Transcribe the whole listing without a single picture.

**********

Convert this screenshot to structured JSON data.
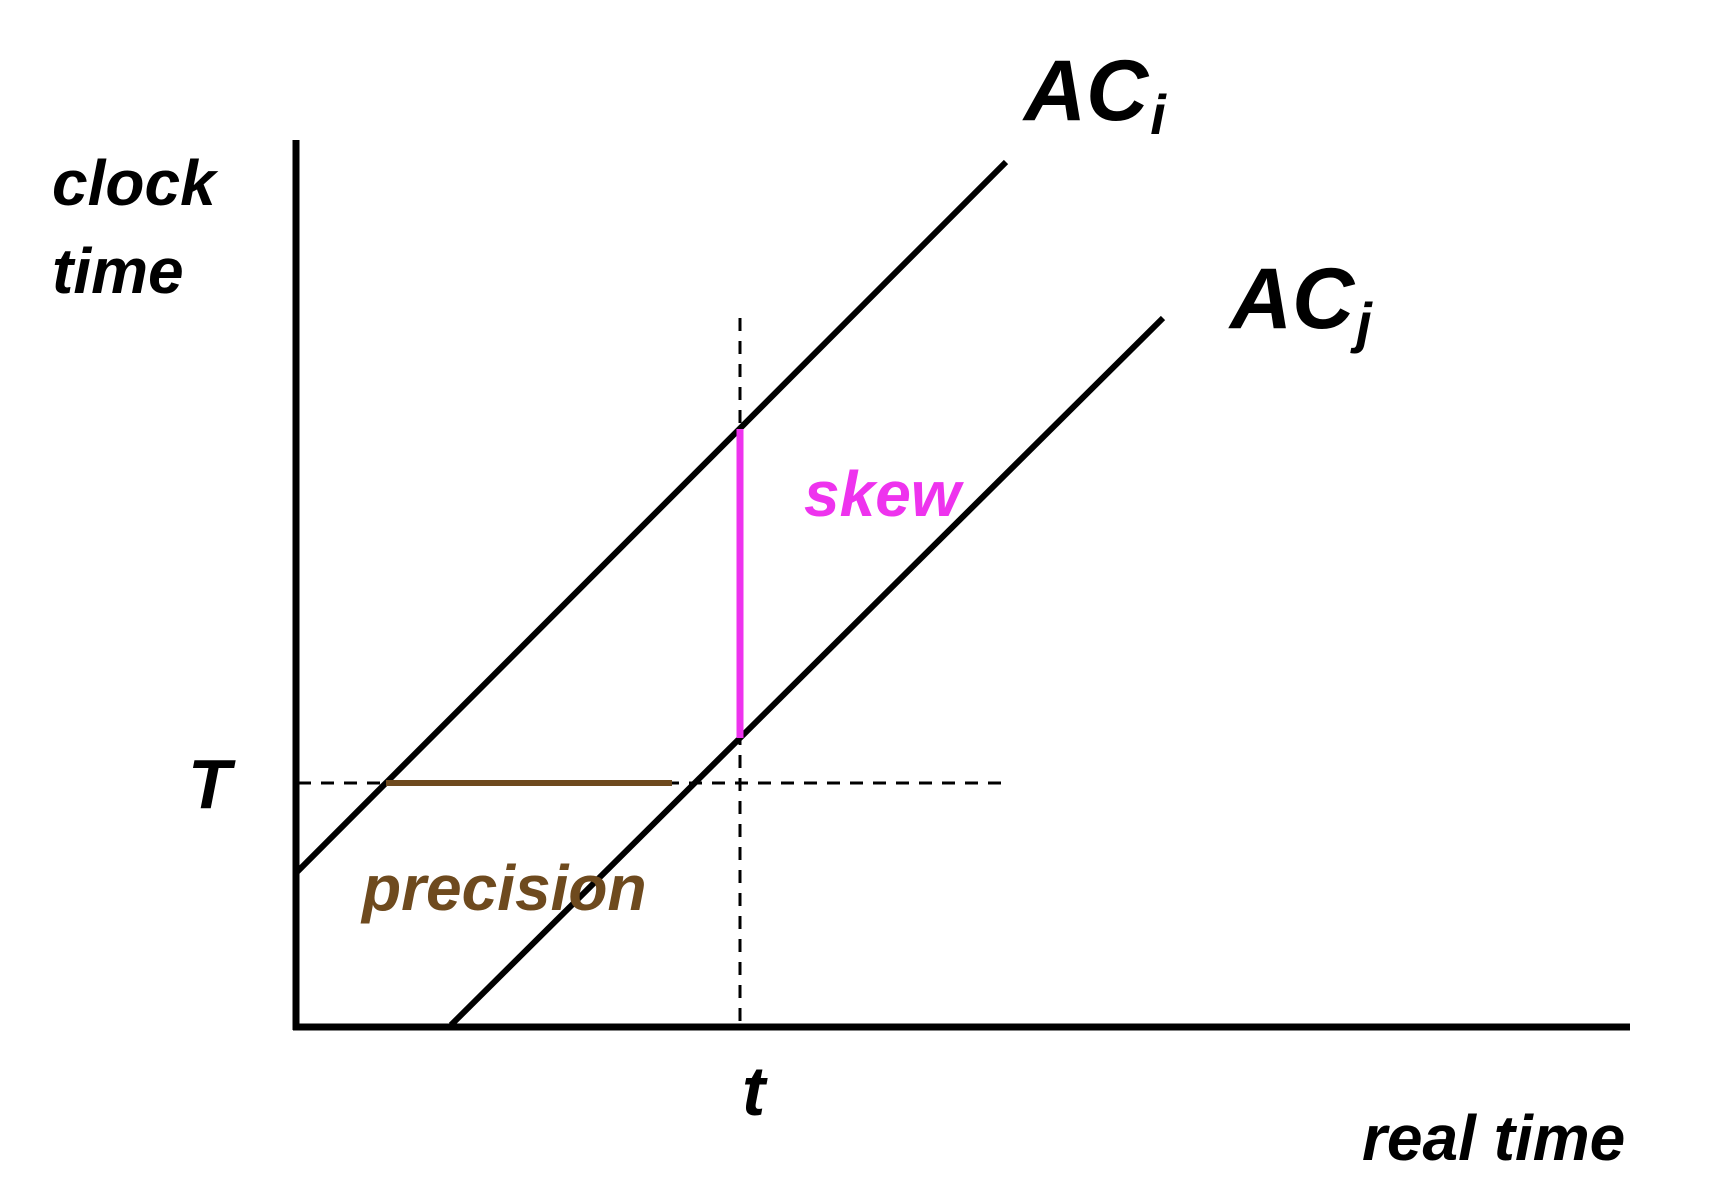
{
  "axes": {
    "y_label_line1": "clock",
    "y_label_line2": "time",
    "x_label": "real time",
    "y_marker": "T",
    "x_marker": "t"
  },
  "clocks": [
    {
      "name": "AC",
      "subscript": "i"
    },
    {
      "name": "AC",
      "subscript": "j"
    }
  ],
  "annotations": {
    "skew": "skew",
    "precision": "precision"
  },
  "colors": {
    "lines": "#000000",
    "skew": "#ee33ee",
    "precision": "#6e4a1e"
  }
}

**********

> [Result of this exercise]
Convert this screenshot to structured JSON data.
{
  "axes": {
    "y_label_line1": "clock",
    "y_label_line2": "time",
    "x_label": "real time",
    "y_marker": "T",
    "x_marker": "t"
  },
  "clocks": [
    {
      "name": "AC",
      "subscript": "i"
    },
    {
      "name": "AC",
      "subscript": "j"
    }
  ],
  "annotations": {
    "skew": "skew",
    "precision": "precision"
  },
  "colors": {
    "lines": "#000000",
    "skew": "#ee33ee",
    "precision": "#6e4a1e"
  }
}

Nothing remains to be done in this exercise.